## REQUIRED WORK
Restate the data exactly as given and keep the pictures out.

## DATA LISTING

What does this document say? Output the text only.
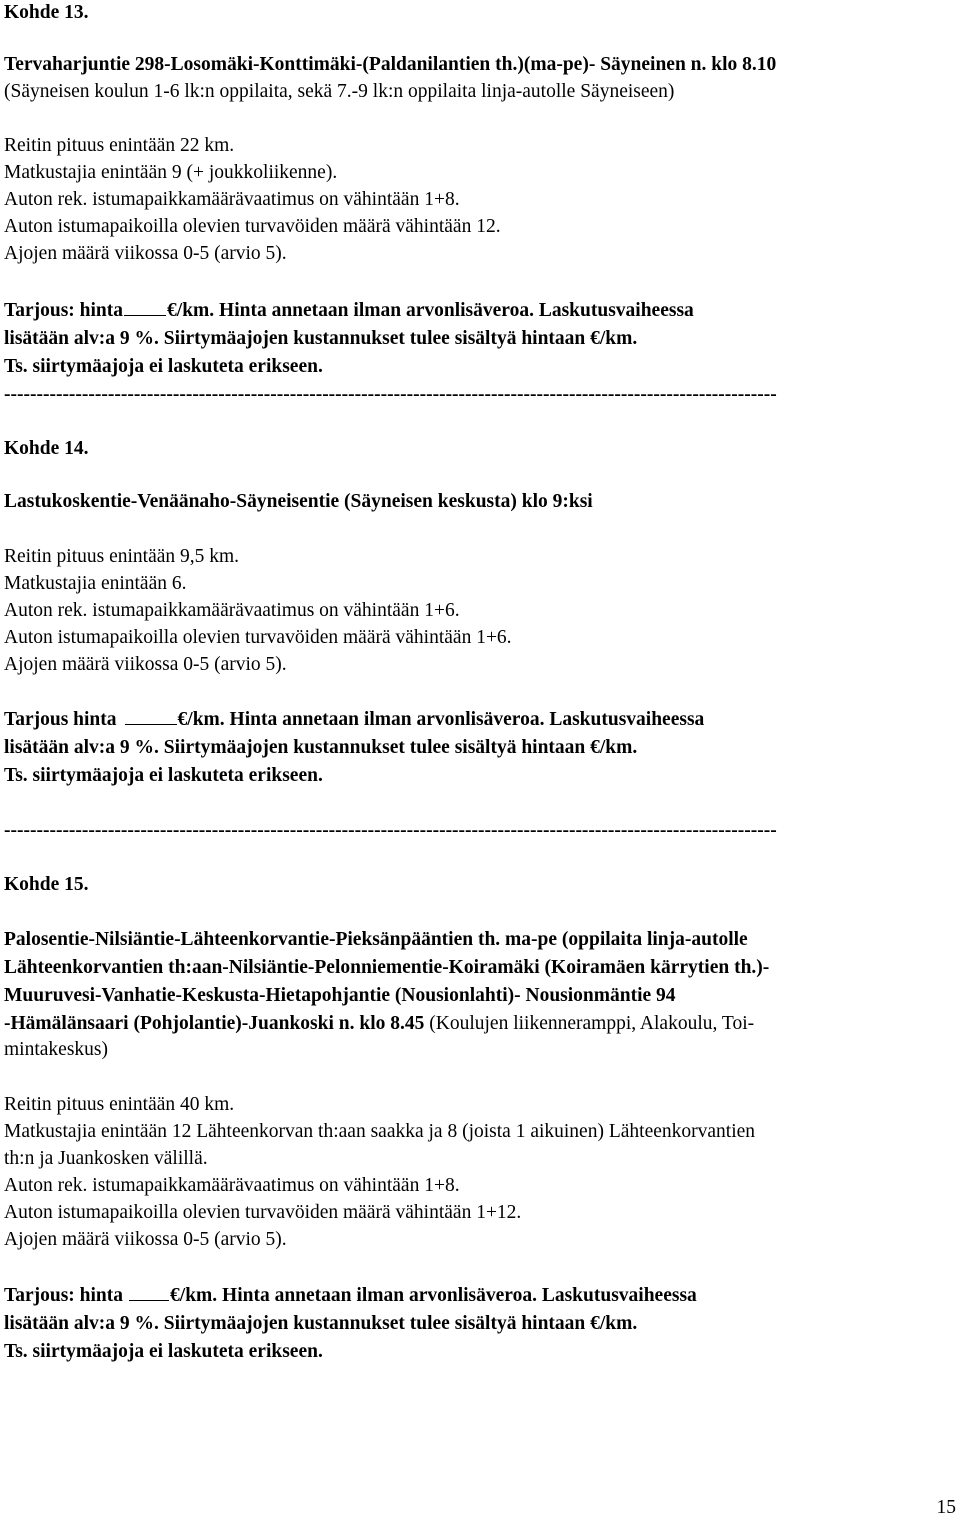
Kohde 13.
Tervaharjuntie 298-Losomäki-Konttimäki-(Paldanilantien th.)(ma-pe)- Säyneinen n. klo 8.10
(Säyneisen koulun 1-6 lk:n oppilaita, sekä 7.-9 lk:n oppilaita linja-autolle Säyneiseen)
Reitin pituus enintään 22 km.
Matkustajia enintään 9 (+ joukkoliikenne).
Auton rek. istumapaikkamäärävaatimus on vähintään 1+8.
Auton istumapaikoilla olevien turvavöiden määrä vähintään 12.
Ajojen määrä viikossa 0-5 (arvio 5).
Tarjous: hinta €/km. Hinta annetaan ilman arvonlisäveroa. Laskutusvaiheessa
lisätään alv:a 9 %. Siirtymäajojen kustannukset tulee sisältyä hintaan €/km.
Ts. siirtymäajoja ei laskuteta erikseen.
-----------------------------------------------------------------------------------------------------------------------
Kohde 14.
Lastukoskentie-Venäänaho-Säyneisentie (Säyneisen keskusta) klo 9:ksi
Reitin pituus enintään 9,5 km.
Matkustajia enintään 6.
Auton rek. istumapaikkamäärävaatimus on vähintään 1+6.
Auton istumapaikoilla olevien turvavöiden määrä vähintään 1+6.
Ajojen määrä viikossa 0-5 (arvio 5).
Tarjous hinta	€/km. Hinta annetaan ilman arvonlisäveroa. Laskutusvaiheessa
lisätään alv:a 9 %. Siirtymäajojen kustannukset tulee sisältyä hintaan €/km.
Ts. siirtymäajoja ei laskuteta erikseen.
-----------------------------------------------------------------------------------------------------------------------
Kohde 15.
Palosentie-Nilsiäntie-Lähteenkorvantie-Pieksänpääntien th. ma-pe (oppilaita linja-autolle
Lähteenkorvantien th:aan-Nilsiäntie-Pelonniementie-Koiramäki (Koiramäen kärrytien th.)-
Muuruvesi-Vanhatie-Keskusta-Hietapohjantie (Nousionlahti)- Nousionmäntie 94
-Hämälänsaari (Pohjolantie)-Juankoski n. klo 8.45 (Koulujen liikenneramppi, Alakoulu, Toi-
mintakeskus)
Reitin pituus enintään 40 km.
Matkustajia enintään 12 Lähteenkorvan th:aan saakka ja 8 (joista 1 aikuinen) Lähteenkorvantien
th:n ja Juankosken välillä.
Auton rek. istumapaikkamäärävaatimus on vähintään 1+8.
Auton istumapaikoilla olevien turvavöiden määrä vähintään 1+12.
Ajojen määrä viikossa 0-5 (arvio 5).
Tarjous: hinta €/km. Hinta annetaan ilman arvonlisäveroa. Laskutusvaiheessa
lisätään alv:a 9 %. Siirtymäajojen kustannukset tulee sisältyä hintaan €/km.
Ts. siirtymäajoja ei laskuteta erikseen.
15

## FULL OUTPUT
What does this document say? Output the text only.
Kohde 13.
Tervaharjuntie 298-Losomäki-Konttimäki-(Paldanilantien th.)(ma-pe)- Säyneinen n. klo 8.10
(Säyneisen koulun 1-6 lk:n oppilaita, sekä 7.-9 lk:n oppilaita linja-autolle Säyneiseen)
Reitin pituus enintään 22 km.
Matkustajia enintään 9 (+ joukkoliikenne).
Auton rek. istumapaikkamäärävaatimus on vähintään 1+8.
Auton istumapaikoilla olevien turvavöiden määrä vähintään 12.
Ajojen määrä viikossa 0-5 (arvio 5).
Tarjous: hinta €/km. Hinta annetaan ilman arvonlisäveroa. Laskutusvaiheessa
lisätään alv:a 9 %. Siirtymäajojen kustannukset tulee sisältyä hintaan €/km.
Ts. siirtymäajoja ei laskuteta erikseen.
-----------------------------------------------------------------------------------------------------------------------
Kohde 14.
Lastukoskentie-Venäänaho-Säyneisentie (Säyneisen keskusta) klo 9:ksi
Reitin pituus enintään 9,5 km.
Matkustajia enintään 6.
Auton rek. istumapaikkamäärävaatimus on vähintään 1+6.
Auton istumapaikoilla olevien turvavöiden määrä vähintään 1+6.
Ajojen määrä viikossa 0-5 (arvio 5).
Tarjous hinta	€/km. Hinta annetaan ilman arvonlisäveroa. Laskutusvaiheessa
lisätään alv:a 9 %. Siirtymäajojen kustannukset tulee sisältyä hintaan €/km.
Ts. siirtymäajoja ei laskuteta erikseen.
-----------------------------------------------------------------------------------------------------------------------
Kohde 15.
Palosentie-Nilsiäntie-Lähteenkorvantie-Pieksänpääntien th. ma-pe (oppilaita linja-autolle
Lähteenkorvantien th:aan-Nilsiäntie-Pelonniementie-Koiramäki (Koiramäen kärrytien th.)-
Muuruvesi-Vanhatie-Keskusta-Hietapohjantie (Nousionlahti)- Nousionmäntie 94
-Hämälänsaari (Pohjolantie)-Juankoski n. klo 8.45 (Koulujen liikenneramppi, Alakoulu, Toi-
mintakeskus)
Reitin pituus enintään 40 km.
Matkustajia enintään 12 Lähteenkorvan th:aan saakka ja 8 (joista 1 aikuinen) Lähteenkorvantien
th:n ja Juankosken välillä.
Auton rek. istumapaikkamäärävaatimus on vähintään 1+8.
Auton istumapaikoilla olevien turvavöiden määrä vähintään 1+12.
Ajojen määrä viikossa 0-5 (arvio 5).
Tarjous: hinta €/km. Hinta annetaan ilman arvonlisäveroa. Laskutusvaiheessa
lisätään alv:a 9 %. Siirtymäajojen kustannukset tulee sisältyä hintaan €/km.
Ts. siirtymäajoja ei laskuteta erikseen.
15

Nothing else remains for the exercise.